Required work:
Can you give all the records again without altering a single character?
[START Task material]
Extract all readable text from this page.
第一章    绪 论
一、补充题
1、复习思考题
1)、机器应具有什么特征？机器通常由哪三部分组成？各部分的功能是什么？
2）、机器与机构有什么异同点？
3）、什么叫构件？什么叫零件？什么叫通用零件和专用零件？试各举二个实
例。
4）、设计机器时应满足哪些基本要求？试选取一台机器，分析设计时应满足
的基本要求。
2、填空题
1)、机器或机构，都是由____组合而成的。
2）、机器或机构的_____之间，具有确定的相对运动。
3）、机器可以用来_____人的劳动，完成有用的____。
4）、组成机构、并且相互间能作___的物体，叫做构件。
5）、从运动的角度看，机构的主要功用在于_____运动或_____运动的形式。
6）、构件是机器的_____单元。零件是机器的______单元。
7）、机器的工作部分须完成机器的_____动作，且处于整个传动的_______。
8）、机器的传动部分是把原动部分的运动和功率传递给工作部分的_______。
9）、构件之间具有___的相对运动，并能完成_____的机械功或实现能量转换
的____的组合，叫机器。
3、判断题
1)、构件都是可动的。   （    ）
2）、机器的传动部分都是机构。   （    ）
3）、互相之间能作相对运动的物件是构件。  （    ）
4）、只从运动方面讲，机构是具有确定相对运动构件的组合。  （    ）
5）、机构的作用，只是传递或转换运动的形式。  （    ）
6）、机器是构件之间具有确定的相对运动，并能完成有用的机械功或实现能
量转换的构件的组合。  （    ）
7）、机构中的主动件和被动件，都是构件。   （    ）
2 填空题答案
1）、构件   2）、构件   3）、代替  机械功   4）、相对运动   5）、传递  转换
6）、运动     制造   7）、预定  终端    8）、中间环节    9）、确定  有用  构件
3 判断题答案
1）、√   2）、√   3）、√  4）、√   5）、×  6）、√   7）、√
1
[END Task material]
Result below:
Extract all readable text from this page.
第一章    绪 论
一、补充题
1、复习思考题
1)、机器应具有什么特征？机器通常由哪三部分组成？各部分的功能是什么？
2）、机器与机构有什么异同点？
3）、什么叫构件？什么叫零件？什么叫通用零件和专用零件？试各举二个实
例。
4）、设计机器时应满足哪些基本要求？试选取一台机器，分析设计时应满足
的基本要求。
2、填空题
1)、机器或机构，都是由____组合而成的。
2）、机器或机构的_____之间，具有确定的相对运动。
3）、机器可以用来_____人的劳动，完成有用的____。
4）、组成机构、并且相互间能作___的物体，叫做构件。
5）、从运动的角度看，机构的主要功用在于_____运动或_____运动的形式。
6）、构件是机器的_____单元。零件是机器的______单元。
7）、机器的工作部分须完成机器的_____动作，且处于整个传动的_______。
8）、机器的传动部分是把原动部分的运动和功率传递给工作部分的_______。
9）、构件之间具有___的相对运动，并能完成_____的机械功或实现能量转换
的____的组合，叫机器。
3、判断题
1)、构件都是可动的。   （    ）
2）、机器的传动部分都是机构。   （    ）
3）、互相之间能作相对运动的物件是构件。  （    ）
4）、只从运动方面讲，机构是具有确定相对运动构件的组合。  （    ）
5）、机构的作用，只是传递或转换运动的形式。  （    ）
6）、机器是构件之间具有确定的相对运动，并能完成有用的机械功或实现能
量转换的构件的组合。  （    ）
7）、机构中的主动件和被动件，都是构件。   （    ）
2 填空题答案
1）、构件   2）、构件   3）、代替  机械功   4）、相对运动   5）、传递  转换
6）、运动     制造   7）、预定  终端    8）、中间环节    9）、确定  有用  构件
3 判断题答案
1）、√   2）、√   3）、√  4）、√   5）、×  6）、√   7）、√
1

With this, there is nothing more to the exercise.